__Work to be completed__
Copy each record exactly as it reads, leaving out any pictures it holds.

__Data supplied__

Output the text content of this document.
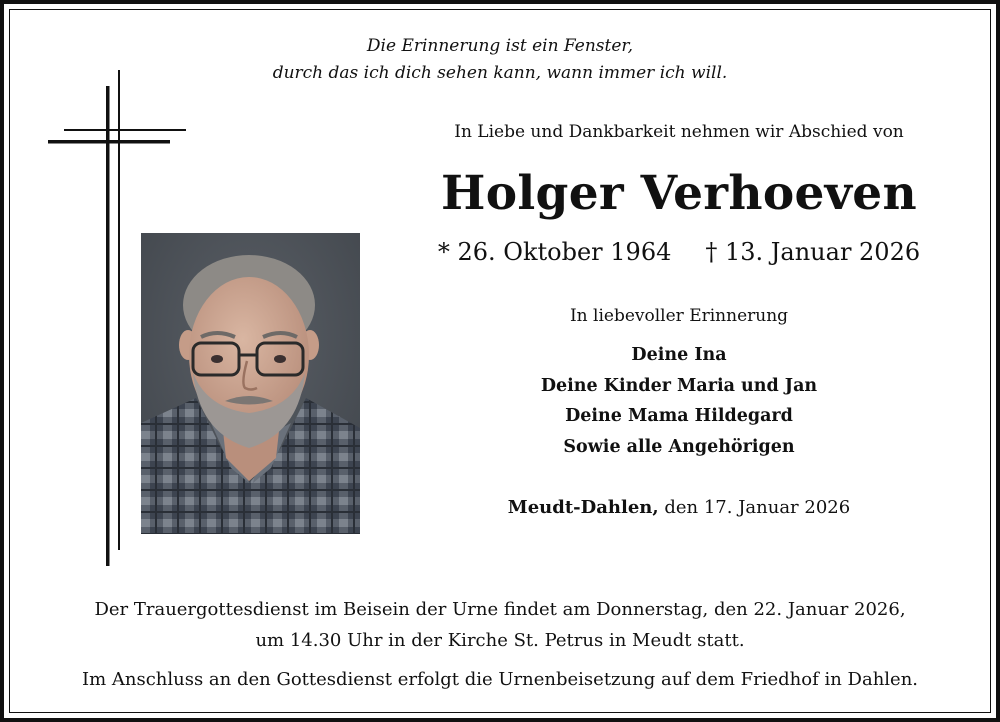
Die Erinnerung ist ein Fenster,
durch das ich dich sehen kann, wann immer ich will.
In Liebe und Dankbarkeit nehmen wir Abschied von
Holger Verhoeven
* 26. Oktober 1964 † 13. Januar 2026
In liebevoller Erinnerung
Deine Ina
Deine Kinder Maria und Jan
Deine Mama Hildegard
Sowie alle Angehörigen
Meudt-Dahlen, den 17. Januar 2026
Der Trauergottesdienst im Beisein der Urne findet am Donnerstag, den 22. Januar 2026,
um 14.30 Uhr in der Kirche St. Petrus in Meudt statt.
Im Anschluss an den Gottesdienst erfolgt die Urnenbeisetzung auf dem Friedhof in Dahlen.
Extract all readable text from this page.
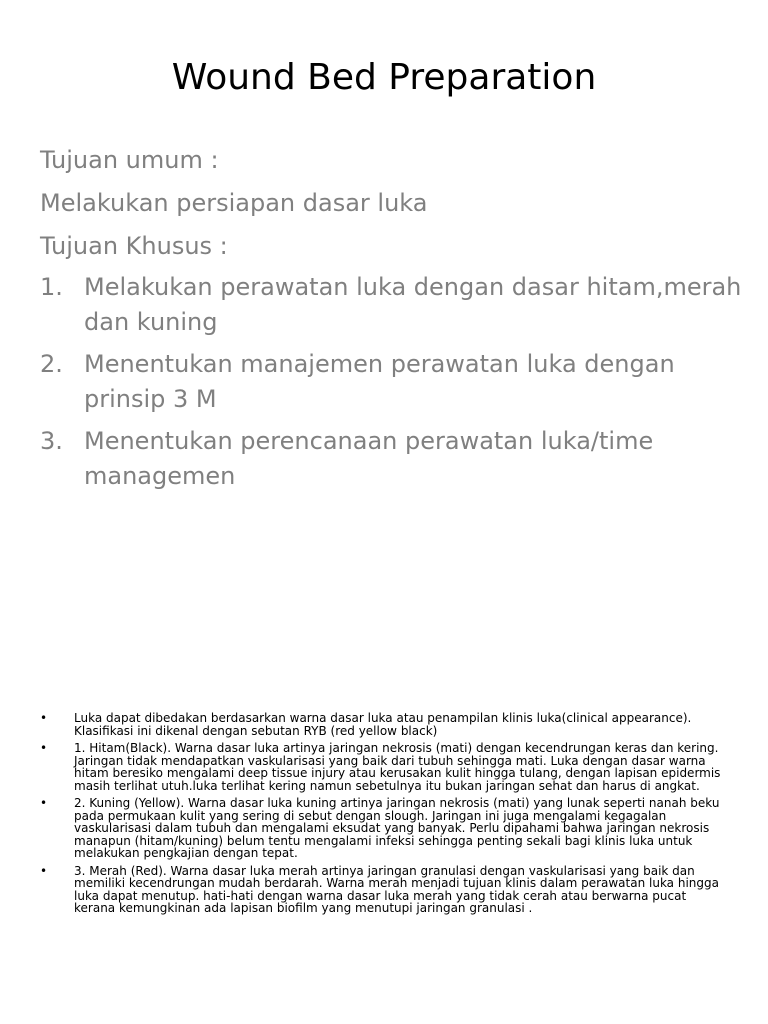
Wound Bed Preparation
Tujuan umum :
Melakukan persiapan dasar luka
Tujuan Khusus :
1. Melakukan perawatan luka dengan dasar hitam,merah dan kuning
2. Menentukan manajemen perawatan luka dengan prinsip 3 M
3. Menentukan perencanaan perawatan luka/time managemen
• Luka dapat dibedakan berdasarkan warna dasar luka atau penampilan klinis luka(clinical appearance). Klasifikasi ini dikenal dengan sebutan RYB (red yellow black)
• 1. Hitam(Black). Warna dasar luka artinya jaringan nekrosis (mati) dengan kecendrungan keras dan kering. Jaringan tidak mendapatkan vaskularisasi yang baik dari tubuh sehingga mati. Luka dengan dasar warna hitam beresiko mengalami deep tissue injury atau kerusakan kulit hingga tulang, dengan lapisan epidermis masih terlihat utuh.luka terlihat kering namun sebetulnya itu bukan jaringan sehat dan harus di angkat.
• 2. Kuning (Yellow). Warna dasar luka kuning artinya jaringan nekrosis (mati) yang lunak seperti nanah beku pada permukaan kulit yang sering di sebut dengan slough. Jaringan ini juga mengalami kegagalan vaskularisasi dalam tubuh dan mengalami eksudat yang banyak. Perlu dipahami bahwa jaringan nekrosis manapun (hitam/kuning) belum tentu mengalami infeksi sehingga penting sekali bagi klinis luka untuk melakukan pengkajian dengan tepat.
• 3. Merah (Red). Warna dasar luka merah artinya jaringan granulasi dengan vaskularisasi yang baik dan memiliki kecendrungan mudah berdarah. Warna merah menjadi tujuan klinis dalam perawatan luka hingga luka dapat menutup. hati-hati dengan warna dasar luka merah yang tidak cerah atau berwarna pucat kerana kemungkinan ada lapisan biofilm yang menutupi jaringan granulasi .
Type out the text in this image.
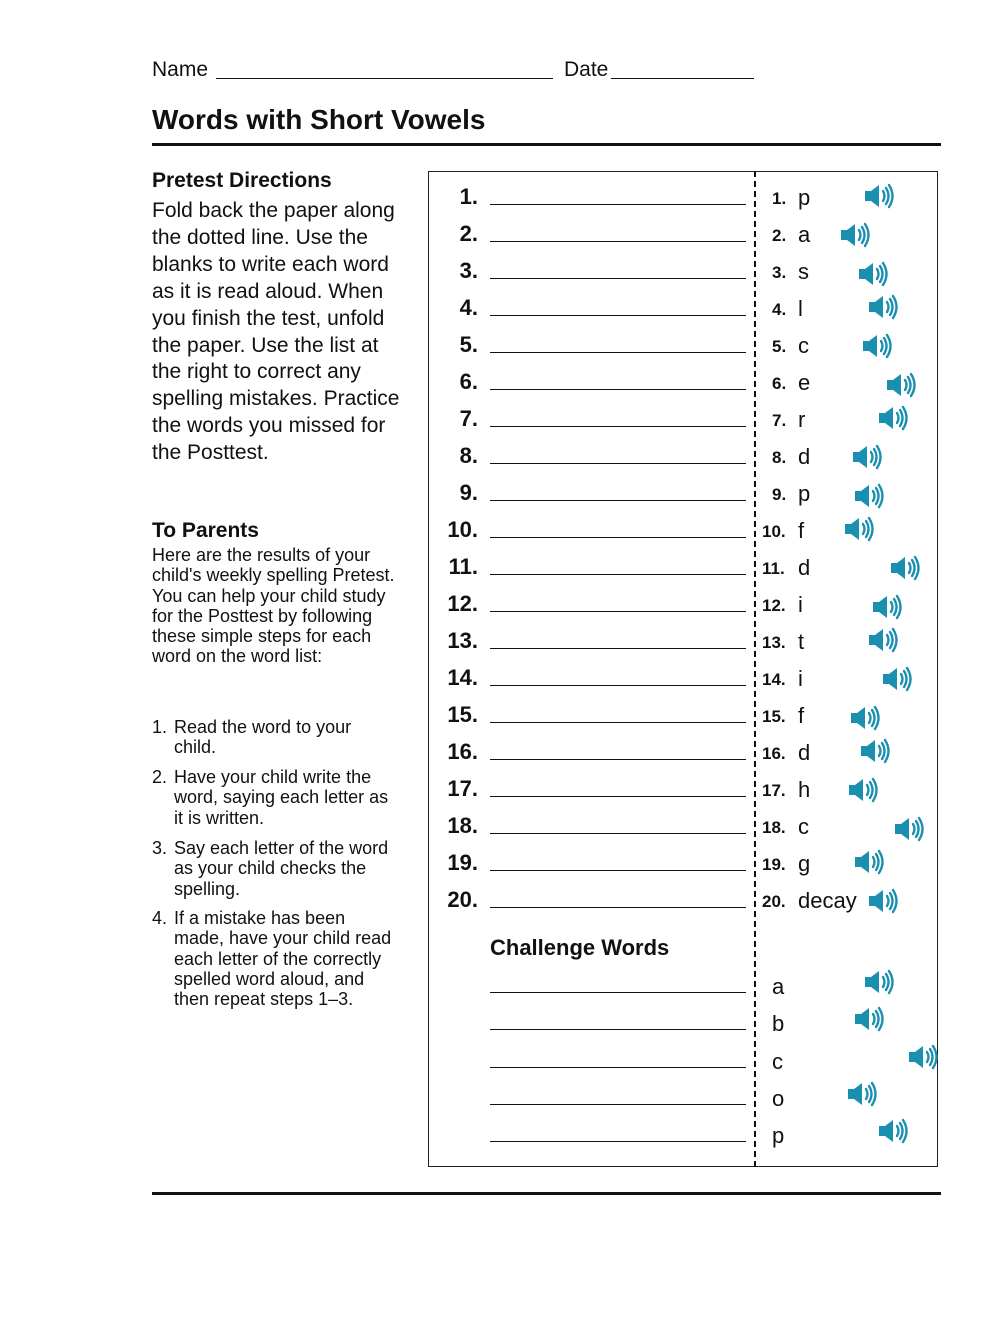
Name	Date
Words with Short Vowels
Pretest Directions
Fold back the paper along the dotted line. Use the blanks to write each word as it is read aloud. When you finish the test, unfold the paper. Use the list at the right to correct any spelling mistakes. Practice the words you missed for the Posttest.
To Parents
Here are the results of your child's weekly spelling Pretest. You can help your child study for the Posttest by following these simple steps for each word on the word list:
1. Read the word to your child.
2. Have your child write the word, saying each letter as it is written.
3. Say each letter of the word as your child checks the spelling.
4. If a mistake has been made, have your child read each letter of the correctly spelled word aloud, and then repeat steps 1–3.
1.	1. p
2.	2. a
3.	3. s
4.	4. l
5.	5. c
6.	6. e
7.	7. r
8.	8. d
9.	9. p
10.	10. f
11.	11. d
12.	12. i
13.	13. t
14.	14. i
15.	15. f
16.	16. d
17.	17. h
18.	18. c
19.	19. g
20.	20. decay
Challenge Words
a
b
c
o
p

__Response to this exercise__
Output the text content of this document.
Die Erinnerung ist ein Fenster,
durch das ich dich sehen kann, wann immer ich will.
In Liebe und Dankbarkeit nehmen wir Abschied von
Holger Verhoeven
* 26. Oktober 1964 † 13. Januar 2026
In liebevoller Erinnerung
Deine Ina
Deine Kinder Maria und Jan
Deine Mama Hildegard
Sowie alle Angehörigen
Meudt-Dahlen, den 17. Januar 2026
Der Trauergottesdienst im Beisein der Urne findet am Donnerstag, den 22. Januar 2026,
um 14.30 Uhr in der Kirche St. Petrus in Meudt statt.
Im Anschluss an den Gottesdienst erfolgt die Urnenbeisetzung auf dem Friedhof in Dahlen.
Extract all readable text from this page.
Wound Bed Preparation
Tujuan umum :
Melakukan persiapan dasar luka
Tujuan Khusus :
1. Melakukan perawatan luka dengan dasar hitam,merah dan kuning
2. Menentukan manajemen perawatan luka dengan prinsip 3 M
3. Menentukan perencanaan perawatan luka/time managemen
• Luka dapat dibedakan berdasarkan warna dasar luka atau penampilan klinis luka(clinical appearance). Klasifikasi ini dikenal dengan sebutan RYB (red yellow black)
• 1. Hitam(Black). Warna dasar luka artinya jaringan nekrosis (mati) dengan kecendrungan keras dan kering. Jaringan tidak mendapatkan vaskularisasi yang baik dari tubuh sehingga mati. Luka dengan dasar warna hitam beresiko mengalami deep tissue injury atau kerusakan kulit hingga tulang, dengan lapisan epidermis masih terlihat utuh.luka terlihat kering namun sebetulnya itu bukan jaringan sehat dan harus di angkat.
• 2. Kuning (Yellow). Warna dasar luka kuning artinya jaringan nekrosis (mati) yang lunak seperti nanah beku pada permukaan kulit yang sering di sebut dengan slough. Jaringan ini juga mengalami kegagalan vaskularisasi dalam tubuh dan mengalami eksudat yang banyak. Perlu dipahami bahwa jaringan nekrosis manapun (hitam/kuning) belum tentu mengalami infeksi sehingga penting sekali bagi klinis luka untuk melakukan pengkajian dengan tepat.
• 3. Merah (Red). Warna dasar luka merah artinya jaringan granulasi dengan vaskularisasi yang baik dan memiliki kecendrungan mudah berdarah. Warna merah menjadi tujuan klinis dalam perawatan luka hingga luka dapat menutup. hati-hati dengan warna dasar luka merah yang tidak cerah atau berwarna pucat kerana kemungkinan ada lapisan biofilm yang menutupi jaringan granulasi .
Type out the text in this image.
Name	Date
Words with Short Vowels
Pretest Directions
Fold back the paper along the dotted line. Use the blanks to write each word as it is read aloud. When you finish the test, unfold the paper. Use the list at the right to correct any spelling mistakes. Practice the words you missed for the Posttest.
To Parents
Here are the results of your child's weekly spelling Pretest. You can help your child study for the Posttest by following these simple steps for each word on the word list:
1. Read the word to your child.
2. Have your child write the word, saying each letter as it is written.
3. Say each letter of the word as your child checks the spelling.
4. If a mistake has been made, have your child read each letter of the correctly spelled word aloud, and then repeat steps 1–3.
1.	1. p
2.	2. a
3.	3. s
4.	4. l
5.	5. c
6.	6. e
7.	7. r
8.	8. d
9.	9. p
10.	10. f
11.	11. d
12.	12. i
13.	13. t
14.	14. i
15.	15. f
16.	16. d
17.	17. h
18.	18. c
19.	19. g
20.	20. decay
Challenge Words
a
b
c
o
p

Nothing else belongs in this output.